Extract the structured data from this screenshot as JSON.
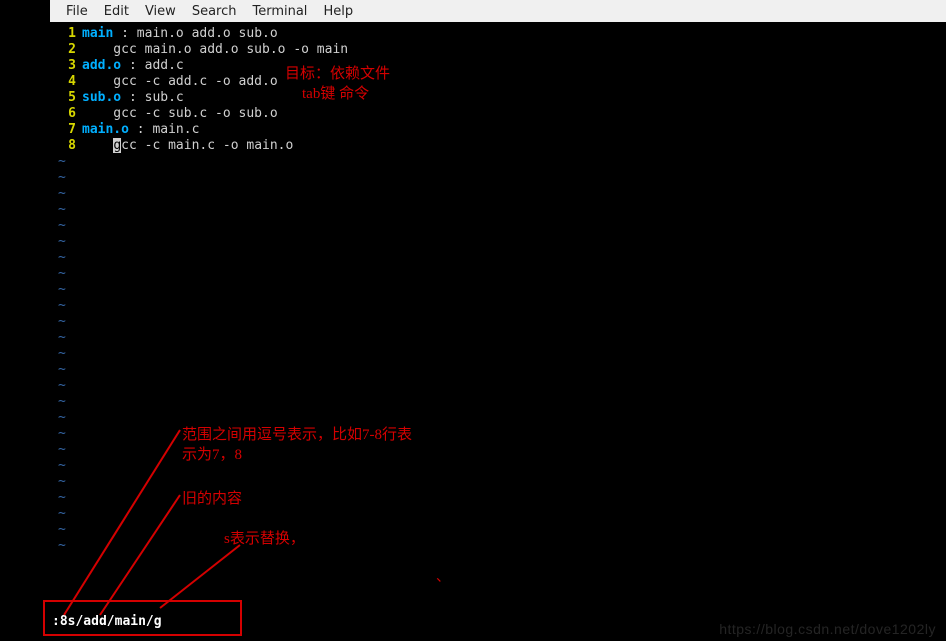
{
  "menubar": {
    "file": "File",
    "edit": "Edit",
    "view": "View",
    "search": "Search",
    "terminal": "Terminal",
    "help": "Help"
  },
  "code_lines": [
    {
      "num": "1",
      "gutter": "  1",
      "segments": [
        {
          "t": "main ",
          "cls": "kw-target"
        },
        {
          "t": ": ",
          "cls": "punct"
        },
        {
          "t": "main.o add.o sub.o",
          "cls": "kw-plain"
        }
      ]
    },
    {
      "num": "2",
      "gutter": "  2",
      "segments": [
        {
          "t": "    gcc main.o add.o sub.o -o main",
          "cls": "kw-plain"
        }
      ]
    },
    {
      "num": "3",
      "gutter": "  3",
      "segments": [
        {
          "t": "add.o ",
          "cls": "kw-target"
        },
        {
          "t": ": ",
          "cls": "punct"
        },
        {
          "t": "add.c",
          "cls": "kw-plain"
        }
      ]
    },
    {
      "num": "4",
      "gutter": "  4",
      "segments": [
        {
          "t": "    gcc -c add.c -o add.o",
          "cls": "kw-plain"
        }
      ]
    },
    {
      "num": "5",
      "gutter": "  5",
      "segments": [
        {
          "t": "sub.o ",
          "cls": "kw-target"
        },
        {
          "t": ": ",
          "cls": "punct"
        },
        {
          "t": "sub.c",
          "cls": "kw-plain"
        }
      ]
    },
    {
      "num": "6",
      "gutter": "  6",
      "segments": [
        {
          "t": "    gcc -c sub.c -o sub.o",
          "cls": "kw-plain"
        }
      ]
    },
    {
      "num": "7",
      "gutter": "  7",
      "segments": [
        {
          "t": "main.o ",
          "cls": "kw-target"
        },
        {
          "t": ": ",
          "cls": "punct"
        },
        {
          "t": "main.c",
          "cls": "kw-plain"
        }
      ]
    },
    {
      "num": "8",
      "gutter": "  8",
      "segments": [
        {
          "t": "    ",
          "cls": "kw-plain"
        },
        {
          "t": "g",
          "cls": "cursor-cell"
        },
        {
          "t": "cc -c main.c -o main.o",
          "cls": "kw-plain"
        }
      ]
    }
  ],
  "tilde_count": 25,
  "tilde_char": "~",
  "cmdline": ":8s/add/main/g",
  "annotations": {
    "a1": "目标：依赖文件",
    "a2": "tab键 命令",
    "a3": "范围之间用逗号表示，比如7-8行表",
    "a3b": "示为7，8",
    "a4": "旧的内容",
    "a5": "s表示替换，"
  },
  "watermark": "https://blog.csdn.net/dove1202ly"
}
...
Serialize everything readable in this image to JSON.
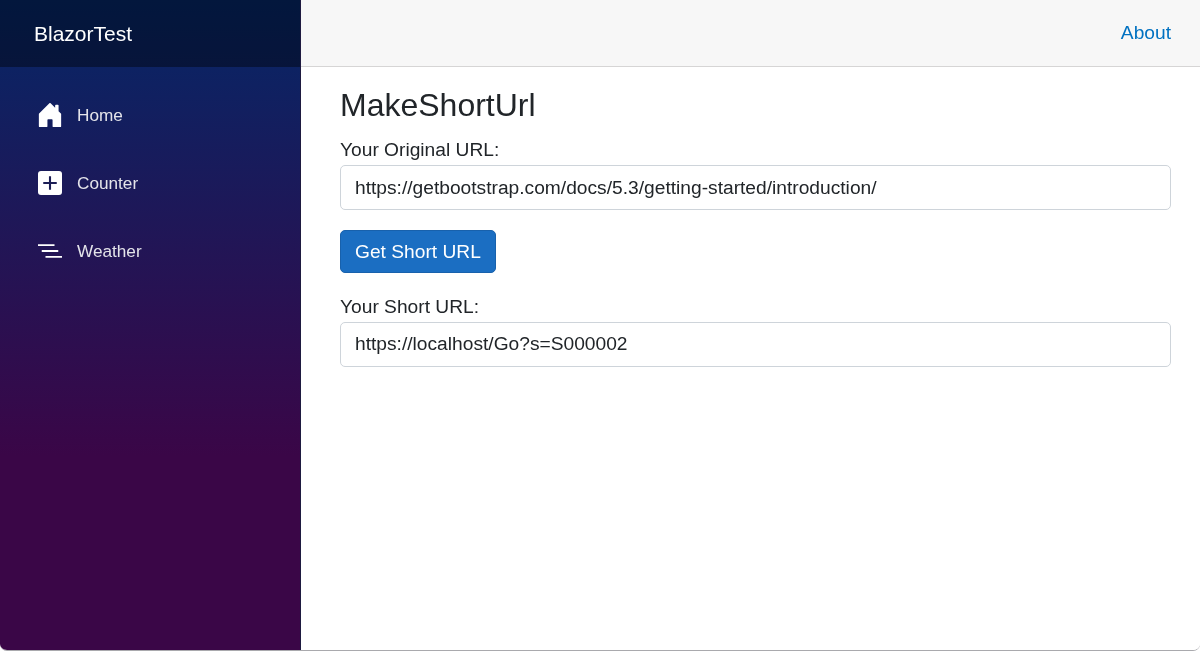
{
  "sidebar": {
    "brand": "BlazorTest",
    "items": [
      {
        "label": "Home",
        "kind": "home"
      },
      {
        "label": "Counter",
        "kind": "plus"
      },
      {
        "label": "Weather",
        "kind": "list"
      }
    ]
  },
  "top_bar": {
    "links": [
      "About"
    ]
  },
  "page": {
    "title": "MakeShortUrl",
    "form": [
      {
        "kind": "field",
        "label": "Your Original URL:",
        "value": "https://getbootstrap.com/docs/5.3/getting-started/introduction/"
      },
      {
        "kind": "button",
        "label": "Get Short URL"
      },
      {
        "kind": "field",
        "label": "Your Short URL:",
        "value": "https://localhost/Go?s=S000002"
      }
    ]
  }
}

Goal of the exercise >>
Keep only those lines of the records that hold "gutter", and return them.

Complete output >>
      "gutter": "  1",
      "gutter": "  2",
      "gutter": "  3",
      "gutter": "  4",
      "gutter": "  5",
      "gutter": "  6",
      "gutter": "  7",
      "gutter": "  8",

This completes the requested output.